— start of Exercise data —
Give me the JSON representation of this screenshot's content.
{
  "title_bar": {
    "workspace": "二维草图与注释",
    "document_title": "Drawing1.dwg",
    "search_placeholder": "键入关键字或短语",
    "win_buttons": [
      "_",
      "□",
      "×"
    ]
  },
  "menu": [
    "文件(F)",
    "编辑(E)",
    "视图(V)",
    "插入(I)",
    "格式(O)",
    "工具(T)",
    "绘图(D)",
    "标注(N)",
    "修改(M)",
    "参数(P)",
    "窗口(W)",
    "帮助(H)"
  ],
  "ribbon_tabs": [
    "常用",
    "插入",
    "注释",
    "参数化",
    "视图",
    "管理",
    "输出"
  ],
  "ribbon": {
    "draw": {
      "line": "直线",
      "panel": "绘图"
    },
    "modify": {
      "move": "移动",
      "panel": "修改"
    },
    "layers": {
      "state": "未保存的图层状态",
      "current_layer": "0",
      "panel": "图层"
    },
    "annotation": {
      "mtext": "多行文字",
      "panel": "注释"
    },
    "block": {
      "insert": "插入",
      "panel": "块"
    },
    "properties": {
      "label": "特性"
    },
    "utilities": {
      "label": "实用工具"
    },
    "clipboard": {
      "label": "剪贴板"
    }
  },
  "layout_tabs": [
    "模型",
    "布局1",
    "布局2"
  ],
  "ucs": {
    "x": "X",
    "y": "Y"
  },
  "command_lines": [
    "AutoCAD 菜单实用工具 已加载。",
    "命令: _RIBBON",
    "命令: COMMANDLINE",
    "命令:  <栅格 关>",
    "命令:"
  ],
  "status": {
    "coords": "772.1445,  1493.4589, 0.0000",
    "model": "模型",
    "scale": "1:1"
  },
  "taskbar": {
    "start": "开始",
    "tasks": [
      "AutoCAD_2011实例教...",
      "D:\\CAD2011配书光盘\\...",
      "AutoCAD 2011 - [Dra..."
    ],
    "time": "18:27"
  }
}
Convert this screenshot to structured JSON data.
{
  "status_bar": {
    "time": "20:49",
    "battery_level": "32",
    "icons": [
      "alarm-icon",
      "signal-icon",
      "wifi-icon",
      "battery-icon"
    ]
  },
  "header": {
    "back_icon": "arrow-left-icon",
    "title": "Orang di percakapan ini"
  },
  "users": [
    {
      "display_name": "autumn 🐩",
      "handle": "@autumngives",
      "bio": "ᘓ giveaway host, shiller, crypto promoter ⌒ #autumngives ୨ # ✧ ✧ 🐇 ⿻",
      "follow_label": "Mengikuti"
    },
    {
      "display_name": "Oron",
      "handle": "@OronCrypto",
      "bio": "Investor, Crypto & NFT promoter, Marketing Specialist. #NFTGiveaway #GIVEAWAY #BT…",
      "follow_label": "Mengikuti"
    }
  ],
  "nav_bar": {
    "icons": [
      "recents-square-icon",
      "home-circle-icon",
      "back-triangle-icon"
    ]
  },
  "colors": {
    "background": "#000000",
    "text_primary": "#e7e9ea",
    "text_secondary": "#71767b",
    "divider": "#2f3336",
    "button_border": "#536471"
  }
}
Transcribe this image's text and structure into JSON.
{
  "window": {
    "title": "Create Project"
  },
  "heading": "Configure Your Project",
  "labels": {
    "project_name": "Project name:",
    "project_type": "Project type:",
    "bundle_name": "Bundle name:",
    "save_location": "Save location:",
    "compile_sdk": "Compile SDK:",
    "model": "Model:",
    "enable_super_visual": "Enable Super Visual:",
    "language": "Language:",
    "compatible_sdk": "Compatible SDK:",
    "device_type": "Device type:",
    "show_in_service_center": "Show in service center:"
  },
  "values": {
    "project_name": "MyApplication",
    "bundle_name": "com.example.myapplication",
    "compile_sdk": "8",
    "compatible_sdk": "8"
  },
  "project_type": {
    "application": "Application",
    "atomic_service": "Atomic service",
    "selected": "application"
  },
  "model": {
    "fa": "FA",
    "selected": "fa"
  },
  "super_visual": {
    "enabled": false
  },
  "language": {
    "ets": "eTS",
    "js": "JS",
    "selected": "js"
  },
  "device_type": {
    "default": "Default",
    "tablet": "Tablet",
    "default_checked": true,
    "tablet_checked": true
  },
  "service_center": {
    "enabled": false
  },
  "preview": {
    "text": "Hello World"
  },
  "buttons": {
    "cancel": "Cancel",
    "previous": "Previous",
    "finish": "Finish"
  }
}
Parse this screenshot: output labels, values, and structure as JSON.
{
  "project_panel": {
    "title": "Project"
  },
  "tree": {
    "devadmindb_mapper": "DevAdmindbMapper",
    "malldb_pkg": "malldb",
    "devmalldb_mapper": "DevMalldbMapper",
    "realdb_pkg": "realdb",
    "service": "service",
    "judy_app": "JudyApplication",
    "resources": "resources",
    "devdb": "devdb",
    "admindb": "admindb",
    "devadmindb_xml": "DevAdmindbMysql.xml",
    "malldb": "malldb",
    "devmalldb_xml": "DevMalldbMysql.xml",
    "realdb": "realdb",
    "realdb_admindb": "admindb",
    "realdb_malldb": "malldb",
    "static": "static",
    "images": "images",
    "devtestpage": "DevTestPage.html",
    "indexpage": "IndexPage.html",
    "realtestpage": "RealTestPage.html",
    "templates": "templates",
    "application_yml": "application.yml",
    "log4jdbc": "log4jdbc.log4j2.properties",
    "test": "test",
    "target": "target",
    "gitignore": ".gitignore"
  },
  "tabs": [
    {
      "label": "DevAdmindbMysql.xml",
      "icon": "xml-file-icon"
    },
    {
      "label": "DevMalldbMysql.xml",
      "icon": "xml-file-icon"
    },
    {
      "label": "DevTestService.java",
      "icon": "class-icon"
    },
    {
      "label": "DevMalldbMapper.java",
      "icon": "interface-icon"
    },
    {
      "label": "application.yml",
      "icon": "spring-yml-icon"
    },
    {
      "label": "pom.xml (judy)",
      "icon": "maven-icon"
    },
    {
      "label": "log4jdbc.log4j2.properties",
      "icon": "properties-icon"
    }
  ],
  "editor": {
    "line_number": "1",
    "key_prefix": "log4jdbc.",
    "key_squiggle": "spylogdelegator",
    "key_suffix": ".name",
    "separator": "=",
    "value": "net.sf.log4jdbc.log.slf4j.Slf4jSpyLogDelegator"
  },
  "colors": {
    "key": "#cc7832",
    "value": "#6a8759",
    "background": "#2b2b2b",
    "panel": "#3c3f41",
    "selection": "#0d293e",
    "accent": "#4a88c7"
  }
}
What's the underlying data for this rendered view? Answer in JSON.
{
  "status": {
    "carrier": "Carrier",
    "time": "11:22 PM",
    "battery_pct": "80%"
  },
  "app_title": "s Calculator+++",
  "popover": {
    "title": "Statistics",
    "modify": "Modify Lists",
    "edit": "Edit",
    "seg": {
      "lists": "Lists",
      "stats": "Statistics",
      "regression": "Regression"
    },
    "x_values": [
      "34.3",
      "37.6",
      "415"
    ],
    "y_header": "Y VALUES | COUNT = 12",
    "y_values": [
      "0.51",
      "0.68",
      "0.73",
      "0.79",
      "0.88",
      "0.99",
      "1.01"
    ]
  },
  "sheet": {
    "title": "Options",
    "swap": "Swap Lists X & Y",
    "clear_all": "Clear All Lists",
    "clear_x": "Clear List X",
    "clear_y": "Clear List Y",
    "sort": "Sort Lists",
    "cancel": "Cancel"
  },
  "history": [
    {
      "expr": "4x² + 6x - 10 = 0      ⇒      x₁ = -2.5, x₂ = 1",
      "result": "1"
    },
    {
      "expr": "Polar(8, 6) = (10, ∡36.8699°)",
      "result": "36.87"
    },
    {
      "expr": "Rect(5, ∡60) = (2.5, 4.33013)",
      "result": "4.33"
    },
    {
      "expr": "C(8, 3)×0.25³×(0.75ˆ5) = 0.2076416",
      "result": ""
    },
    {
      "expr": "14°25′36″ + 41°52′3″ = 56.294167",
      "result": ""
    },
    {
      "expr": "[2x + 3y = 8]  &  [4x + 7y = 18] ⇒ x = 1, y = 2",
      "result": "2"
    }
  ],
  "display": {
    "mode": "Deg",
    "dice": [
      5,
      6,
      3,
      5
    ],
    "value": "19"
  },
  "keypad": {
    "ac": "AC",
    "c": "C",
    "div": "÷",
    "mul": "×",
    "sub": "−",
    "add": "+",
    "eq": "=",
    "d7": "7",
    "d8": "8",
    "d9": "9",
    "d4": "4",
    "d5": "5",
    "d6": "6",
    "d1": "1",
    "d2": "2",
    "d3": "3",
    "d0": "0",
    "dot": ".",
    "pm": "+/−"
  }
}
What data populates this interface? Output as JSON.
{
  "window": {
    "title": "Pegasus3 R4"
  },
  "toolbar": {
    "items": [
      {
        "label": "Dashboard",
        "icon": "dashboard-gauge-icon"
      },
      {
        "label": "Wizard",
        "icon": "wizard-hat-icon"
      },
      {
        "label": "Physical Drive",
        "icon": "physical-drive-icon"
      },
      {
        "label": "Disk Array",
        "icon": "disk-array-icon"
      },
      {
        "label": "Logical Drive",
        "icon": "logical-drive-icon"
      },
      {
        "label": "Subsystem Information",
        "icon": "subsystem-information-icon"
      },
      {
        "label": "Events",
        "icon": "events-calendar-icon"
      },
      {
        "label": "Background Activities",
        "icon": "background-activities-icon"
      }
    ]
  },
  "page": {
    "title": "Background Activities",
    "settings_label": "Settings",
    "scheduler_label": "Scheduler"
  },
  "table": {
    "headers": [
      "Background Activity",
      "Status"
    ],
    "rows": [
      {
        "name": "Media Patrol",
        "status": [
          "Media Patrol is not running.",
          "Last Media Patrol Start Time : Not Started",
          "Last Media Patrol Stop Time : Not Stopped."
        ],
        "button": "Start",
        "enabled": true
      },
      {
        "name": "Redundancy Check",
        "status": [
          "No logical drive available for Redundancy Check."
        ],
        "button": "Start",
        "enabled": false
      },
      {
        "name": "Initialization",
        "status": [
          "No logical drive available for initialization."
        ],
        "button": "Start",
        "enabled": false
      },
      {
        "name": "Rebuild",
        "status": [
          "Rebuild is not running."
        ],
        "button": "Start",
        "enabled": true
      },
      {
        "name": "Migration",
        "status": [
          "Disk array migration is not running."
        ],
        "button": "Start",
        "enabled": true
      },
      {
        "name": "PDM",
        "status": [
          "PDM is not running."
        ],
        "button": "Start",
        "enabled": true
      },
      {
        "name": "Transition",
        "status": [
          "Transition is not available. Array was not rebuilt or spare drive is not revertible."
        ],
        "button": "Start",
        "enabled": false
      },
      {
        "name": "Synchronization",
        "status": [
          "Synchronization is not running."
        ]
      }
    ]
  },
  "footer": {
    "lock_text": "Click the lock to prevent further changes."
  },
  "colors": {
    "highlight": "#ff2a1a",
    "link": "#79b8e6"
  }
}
— end of Exercise data —
Exercise prompt: In the entries above, how many lines contain the word "html"? Answer with the number only.

Exercise output: 3